[Begin TEXT SEGMENT]

Are Dog Licks Really Kisses?
What a dog lick means depends upon the context in which it occurs.
Posted June 22, 2022 | Reviewed by Gary Drevitch
- Kissing on the face and lips is not a universal sign of affection for human beings, and the same goes for dogs.
- As puppies grow they come to use licking as a means of social communication; it is often a pacifying or peacemaking signal.
- Licking can also be used by dogs as an attempt to solicit food.
What does it mean when a dog licks your hand? Mothers explain this behavior to their young children with words like "Look dear, Lassie is giving you dog kisses." Unfortunately, this explanation is often not correct. Licking behaviors can mean many different things, depending upon the context, and dog licks cannot be interpreted simply as kissing and affection.
What Gets Kissed
In Western cultures, we tend to assume that kissing is most often applied directly to the face and sometimes to the hands in formal social contact. Dogs are less focused in their "kissing." While dogs will lick faces if they get the chance, they will also lick hands, feet, knees, or whatever they can get close enough to get their tongues on.
Of course, people who assume that dogs' licking is the equivalent of kissing are not thinking of sexual-romantic kissing. It may be a surprise to hear, but romantic face kissing is not universal — not even close. A cross-cultural analysis of kissing in 168 societies found that less than half (46%) kiss on the face and lips. There are definitely some cultural factors involved, since couples in economically developed and socially stratified cultures are almost 3 times more likely to kiss on the lips than those who live in tribes.
However, putting romance and sex aside, kissing usually takes place as part of a greeting ritual in humans and primates. You kiss Aunt Sylvia or your spouse's sister, not as an expression of romantic love, nor even necessarily as an overt sign of affection, but rather as part of a greeting behavior. Kissing often has no more significance than a handshake in this situation and this is often the case in dogs as well.

[End TEXT SEGMENT]

[DIRECTIONS]
**A.** In the dog licking article, what share of the 168 societies in the cross-cultural analysis kiss on the face and lips?
**B.** Carry the article on dog licks forward from its final sentence.

[Begin DATASET SECTION]

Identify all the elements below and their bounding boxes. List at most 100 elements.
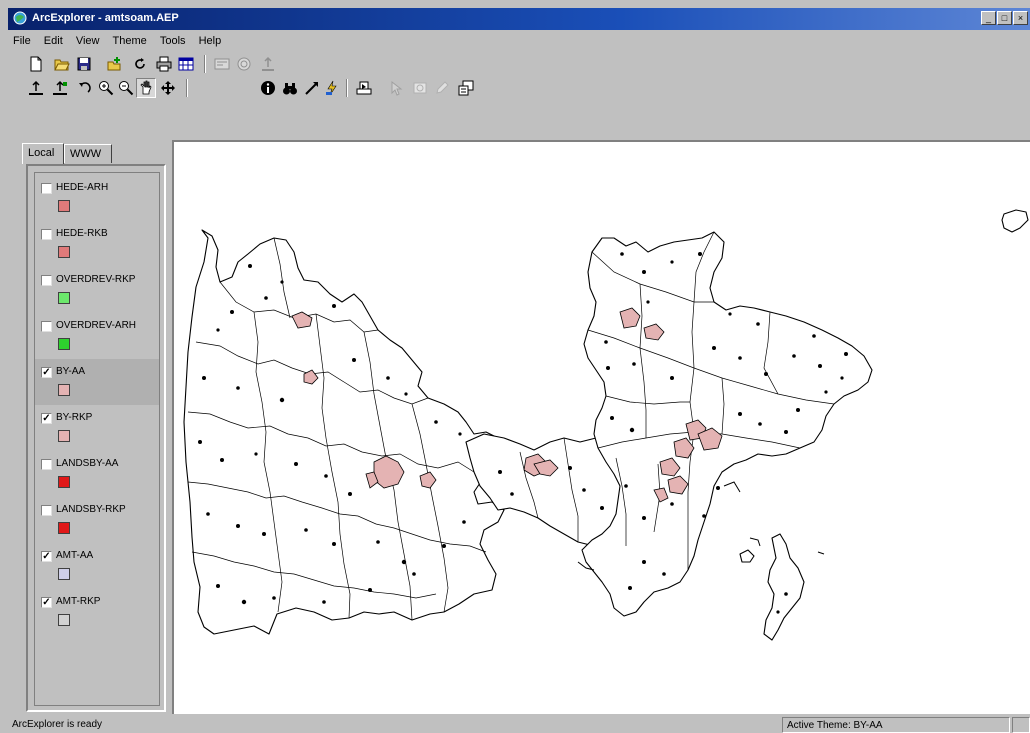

[End DATASET SECTION]

[EXERCISE RESPONSES]
**A.** Less than half, 46%.

**B.**
For dogs, licking can communicate information about relative status, intentions, and state of mind but it is most frequently a peacemaking or pacifying behavior. We all know that after conflict, to pacify a situation, human beings often "kiss and make up." Similar behavior has been observed by animal behaviorist Frans de Waal in chimpanzees for whom kissing seems to be a form of reconciliation after a spat.
For dogs, most peacemaking behaviors have a common element in that they usually contain aspects of puppy-like behavior. Juvenile behavior is the canine equivalent of a "white flag." Most canine adults tend to nurture the young of their own species and there appears to be a strong inhibition against actually attacking puppies. Submissive, frightened or weak adults take advantage of this by adopting juvenile postures and performing infantile actions to avoid aggression. Such behaviors usually soften the mood of the threatening animal and will normally avert any sort of physical attack. Many forms of pacifying behavior contain licking components, so it makes sense to look at the early lives of dogs to interpret what these signals were meant to communicate in their earliest stages.
How Licking Became a Form of Communication
Dogs are first introduced to licking by their mother immediately after their birth. Once the puppies are out of the birth canal, the mother licks them to clean them up. This same licking also serves to stimulate their breathing. In the days that follow she continues to lick the puppies to groom them. Much of her licking is focused on the anal and genital regions to stimulate urination and defecation. I think that a convincing case can be made that the mother loves her puppies; however, when she is licking them she is using her tongue to groom them, not to kiss them. Because she loves her baby, a human mother may wash her infant and may change its diapers to keep it clean. Yet I am sure that no one would say that changing a diaper is equivalent to kissing. Dogs effectively keep their puppies clean and remove their urine and feces with their tongues because they simply don't have the dexterity to keep their puppies clean with their paws and certainly don't have the ability to diaper and bathe them.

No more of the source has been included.